- Challenge
Search the data below for the string "zwykłego". Extract every line that contains it.

(Data entries)
---+---
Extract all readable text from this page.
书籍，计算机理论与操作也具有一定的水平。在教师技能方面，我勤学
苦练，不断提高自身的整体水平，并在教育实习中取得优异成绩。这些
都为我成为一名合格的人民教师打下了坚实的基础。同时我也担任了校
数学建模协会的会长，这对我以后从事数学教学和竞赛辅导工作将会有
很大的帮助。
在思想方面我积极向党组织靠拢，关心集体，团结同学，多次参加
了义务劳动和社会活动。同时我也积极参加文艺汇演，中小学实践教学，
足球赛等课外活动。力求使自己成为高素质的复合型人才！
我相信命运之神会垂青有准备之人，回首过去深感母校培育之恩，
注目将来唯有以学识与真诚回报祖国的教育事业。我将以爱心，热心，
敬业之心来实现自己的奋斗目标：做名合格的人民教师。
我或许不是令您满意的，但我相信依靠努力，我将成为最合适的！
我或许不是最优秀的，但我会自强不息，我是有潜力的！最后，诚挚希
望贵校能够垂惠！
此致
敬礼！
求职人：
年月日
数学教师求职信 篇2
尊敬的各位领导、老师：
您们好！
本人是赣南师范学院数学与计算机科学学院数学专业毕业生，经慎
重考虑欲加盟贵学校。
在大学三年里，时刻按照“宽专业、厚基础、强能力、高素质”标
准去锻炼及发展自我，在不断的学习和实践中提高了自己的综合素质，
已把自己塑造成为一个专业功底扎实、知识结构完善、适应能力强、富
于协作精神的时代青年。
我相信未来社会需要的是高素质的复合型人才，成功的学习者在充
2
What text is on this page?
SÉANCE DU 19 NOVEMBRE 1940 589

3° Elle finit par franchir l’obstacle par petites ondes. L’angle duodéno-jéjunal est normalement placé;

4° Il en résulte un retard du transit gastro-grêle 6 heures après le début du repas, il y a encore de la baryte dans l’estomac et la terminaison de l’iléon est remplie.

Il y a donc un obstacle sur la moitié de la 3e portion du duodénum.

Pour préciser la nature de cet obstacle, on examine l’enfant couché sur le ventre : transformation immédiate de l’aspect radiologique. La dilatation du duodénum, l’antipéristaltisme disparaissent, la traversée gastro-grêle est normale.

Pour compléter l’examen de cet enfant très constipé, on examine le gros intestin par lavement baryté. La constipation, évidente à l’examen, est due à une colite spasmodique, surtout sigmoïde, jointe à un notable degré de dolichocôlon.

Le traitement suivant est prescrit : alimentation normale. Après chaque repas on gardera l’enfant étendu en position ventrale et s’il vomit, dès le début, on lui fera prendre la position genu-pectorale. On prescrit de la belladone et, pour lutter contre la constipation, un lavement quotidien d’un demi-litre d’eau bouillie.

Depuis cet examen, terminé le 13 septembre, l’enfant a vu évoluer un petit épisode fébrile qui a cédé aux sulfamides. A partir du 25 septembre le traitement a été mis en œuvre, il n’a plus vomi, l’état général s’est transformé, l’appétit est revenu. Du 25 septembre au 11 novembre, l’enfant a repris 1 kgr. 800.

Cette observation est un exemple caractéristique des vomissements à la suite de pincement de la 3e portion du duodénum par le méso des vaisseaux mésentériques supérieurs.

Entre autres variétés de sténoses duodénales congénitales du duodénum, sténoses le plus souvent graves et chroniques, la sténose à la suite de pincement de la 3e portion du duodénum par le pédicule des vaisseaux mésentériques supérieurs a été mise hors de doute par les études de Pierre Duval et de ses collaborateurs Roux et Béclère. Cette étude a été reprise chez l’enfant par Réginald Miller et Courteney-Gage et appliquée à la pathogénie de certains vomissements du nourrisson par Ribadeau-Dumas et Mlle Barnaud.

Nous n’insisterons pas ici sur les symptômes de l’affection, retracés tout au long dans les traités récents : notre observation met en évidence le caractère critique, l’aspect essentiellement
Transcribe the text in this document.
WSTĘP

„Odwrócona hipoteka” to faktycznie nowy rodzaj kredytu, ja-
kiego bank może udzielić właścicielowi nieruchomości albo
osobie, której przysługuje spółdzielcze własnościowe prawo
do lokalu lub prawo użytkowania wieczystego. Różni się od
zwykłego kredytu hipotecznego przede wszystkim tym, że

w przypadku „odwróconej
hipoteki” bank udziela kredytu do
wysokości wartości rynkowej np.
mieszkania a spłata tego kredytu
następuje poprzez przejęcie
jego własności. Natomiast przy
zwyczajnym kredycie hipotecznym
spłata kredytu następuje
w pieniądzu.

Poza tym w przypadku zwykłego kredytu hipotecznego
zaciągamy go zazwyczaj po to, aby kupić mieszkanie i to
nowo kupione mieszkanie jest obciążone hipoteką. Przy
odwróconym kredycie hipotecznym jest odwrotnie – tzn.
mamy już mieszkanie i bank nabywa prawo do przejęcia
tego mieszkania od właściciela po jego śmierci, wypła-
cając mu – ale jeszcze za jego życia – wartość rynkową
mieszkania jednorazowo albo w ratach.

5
---+---
- Task answer
zwykłego kredytu hipotecznego przede wszystkim tym, że
Poza tym w przypadku zwykłego kredytu hipotecznego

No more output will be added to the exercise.